▸ GOAL OF THE EXERCISE
Count the lines containing "Stelle". Give the number alone.

○ ○ ○ ○

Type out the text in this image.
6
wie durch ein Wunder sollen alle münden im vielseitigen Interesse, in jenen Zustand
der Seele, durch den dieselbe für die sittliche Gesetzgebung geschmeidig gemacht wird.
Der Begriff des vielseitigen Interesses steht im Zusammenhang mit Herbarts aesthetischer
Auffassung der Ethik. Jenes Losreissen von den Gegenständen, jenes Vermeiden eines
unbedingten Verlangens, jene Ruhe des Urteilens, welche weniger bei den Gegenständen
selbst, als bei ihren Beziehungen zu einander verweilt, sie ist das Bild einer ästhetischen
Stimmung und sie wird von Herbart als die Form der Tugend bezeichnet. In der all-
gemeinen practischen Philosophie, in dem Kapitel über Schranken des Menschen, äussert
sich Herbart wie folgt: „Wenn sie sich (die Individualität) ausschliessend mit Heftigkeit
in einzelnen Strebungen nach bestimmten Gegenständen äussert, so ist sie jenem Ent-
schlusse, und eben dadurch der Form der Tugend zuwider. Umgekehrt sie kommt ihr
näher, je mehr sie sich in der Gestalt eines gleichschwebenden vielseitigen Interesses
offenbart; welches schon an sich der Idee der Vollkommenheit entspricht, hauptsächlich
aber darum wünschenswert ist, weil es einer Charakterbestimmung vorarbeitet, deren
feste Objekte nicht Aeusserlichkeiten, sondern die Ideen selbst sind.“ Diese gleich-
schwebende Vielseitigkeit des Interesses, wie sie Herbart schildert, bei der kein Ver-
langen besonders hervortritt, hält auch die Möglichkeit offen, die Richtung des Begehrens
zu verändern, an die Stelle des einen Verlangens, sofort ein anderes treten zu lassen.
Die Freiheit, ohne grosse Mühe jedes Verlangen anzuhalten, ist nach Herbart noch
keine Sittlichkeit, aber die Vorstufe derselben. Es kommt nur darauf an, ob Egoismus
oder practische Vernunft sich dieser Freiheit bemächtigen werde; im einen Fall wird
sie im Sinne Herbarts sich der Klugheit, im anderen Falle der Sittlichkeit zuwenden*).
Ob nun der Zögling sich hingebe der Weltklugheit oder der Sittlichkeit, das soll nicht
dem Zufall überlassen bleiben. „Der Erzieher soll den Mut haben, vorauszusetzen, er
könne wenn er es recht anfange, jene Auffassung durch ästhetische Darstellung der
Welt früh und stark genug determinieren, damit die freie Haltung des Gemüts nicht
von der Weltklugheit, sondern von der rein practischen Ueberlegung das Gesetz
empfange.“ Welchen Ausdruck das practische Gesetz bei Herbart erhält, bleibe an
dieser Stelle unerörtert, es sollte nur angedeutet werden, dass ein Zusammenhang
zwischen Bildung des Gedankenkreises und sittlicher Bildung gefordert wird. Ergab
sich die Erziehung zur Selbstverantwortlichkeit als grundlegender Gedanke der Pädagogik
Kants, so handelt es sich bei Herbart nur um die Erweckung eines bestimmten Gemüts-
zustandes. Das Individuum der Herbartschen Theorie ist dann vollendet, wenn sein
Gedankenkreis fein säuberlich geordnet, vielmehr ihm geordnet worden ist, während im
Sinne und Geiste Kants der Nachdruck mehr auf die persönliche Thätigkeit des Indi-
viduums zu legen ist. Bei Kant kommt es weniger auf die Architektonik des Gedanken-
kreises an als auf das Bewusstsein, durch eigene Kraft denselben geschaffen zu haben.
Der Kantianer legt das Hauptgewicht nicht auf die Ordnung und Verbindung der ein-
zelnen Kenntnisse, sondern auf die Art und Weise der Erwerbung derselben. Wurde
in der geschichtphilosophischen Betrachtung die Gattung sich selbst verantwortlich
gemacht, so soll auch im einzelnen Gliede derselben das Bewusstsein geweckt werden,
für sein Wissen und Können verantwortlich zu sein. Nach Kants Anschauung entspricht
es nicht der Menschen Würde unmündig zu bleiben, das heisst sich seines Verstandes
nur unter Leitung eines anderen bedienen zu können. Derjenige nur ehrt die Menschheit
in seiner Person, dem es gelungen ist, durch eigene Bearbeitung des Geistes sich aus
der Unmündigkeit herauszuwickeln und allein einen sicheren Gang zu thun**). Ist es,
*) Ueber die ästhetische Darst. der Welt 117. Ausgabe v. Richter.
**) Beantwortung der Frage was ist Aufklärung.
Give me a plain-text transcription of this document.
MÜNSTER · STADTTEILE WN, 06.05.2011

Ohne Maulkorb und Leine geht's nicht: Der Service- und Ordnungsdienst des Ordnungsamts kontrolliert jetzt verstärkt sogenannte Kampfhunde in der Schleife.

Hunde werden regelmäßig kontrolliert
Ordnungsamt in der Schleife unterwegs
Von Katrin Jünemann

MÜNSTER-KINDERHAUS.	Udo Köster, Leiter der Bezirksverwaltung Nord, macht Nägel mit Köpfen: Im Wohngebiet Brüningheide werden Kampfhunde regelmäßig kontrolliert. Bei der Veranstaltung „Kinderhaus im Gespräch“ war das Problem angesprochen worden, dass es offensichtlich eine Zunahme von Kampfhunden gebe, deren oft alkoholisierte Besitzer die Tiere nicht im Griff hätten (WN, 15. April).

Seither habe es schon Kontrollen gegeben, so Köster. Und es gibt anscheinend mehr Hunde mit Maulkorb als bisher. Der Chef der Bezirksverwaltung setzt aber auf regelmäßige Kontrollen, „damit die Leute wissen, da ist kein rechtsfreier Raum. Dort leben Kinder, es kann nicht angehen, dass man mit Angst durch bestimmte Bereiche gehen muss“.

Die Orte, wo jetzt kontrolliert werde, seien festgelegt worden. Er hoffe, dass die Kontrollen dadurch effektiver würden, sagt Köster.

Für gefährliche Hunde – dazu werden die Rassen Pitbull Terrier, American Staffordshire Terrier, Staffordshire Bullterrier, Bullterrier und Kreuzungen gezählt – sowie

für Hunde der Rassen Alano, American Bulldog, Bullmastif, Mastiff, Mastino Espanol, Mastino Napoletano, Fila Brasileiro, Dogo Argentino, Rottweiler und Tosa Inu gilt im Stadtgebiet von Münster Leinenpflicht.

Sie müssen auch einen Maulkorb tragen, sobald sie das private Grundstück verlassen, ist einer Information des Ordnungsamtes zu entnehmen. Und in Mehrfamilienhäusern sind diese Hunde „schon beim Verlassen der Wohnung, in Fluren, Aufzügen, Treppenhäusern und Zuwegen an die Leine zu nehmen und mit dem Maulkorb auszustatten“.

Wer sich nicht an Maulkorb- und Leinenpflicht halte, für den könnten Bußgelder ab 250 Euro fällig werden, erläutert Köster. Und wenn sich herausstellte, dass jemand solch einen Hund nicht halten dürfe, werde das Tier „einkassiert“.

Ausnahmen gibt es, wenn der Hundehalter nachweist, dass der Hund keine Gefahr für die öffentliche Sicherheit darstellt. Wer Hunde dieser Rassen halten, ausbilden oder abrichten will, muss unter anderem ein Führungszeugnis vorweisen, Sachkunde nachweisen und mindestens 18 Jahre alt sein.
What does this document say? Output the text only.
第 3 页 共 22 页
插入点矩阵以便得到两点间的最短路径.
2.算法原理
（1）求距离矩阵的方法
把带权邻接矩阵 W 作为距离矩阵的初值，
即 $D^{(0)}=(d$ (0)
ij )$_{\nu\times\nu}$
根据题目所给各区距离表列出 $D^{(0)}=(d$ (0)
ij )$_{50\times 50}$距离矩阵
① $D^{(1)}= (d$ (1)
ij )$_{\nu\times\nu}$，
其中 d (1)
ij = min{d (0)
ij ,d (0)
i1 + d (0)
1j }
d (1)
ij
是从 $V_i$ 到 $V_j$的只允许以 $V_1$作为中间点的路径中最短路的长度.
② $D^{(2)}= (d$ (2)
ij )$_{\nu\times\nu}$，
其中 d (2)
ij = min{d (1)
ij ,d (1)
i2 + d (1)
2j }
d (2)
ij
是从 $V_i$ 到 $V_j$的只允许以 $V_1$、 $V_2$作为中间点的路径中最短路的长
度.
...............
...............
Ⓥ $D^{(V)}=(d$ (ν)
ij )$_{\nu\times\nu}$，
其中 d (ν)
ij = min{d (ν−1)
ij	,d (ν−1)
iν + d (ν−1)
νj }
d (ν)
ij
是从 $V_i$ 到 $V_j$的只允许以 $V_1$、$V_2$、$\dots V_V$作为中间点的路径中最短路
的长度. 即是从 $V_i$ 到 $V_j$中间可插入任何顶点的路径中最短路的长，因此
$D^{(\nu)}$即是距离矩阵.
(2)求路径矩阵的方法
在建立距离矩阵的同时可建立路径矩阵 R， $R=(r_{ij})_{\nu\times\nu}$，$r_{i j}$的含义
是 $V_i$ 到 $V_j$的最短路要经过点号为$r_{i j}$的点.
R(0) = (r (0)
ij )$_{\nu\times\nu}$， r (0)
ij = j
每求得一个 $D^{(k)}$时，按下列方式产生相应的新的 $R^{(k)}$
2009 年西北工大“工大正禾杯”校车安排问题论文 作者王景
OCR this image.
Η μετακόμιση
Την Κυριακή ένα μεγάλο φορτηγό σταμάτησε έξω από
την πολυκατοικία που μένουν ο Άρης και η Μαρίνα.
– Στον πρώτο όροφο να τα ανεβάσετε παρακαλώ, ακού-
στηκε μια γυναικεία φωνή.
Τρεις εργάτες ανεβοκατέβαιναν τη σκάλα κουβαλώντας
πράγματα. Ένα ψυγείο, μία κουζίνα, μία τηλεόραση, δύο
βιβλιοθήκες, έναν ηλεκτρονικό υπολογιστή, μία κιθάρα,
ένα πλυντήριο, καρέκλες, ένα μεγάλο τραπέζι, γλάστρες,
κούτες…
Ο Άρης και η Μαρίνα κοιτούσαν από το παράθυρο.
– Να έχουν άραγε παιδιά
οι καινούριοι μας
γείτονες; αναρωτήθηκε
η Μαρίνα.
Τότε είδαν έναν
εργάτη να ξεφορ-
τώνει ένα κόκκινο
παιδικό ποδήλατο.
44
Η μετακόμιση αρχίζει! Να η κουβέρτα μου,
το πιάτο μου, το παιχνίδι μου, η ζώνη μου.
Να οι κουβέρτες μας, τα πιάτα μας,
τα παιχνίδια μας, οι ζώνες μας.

○ ○ ○ ○

▸ EXERCISE OUTPUT
2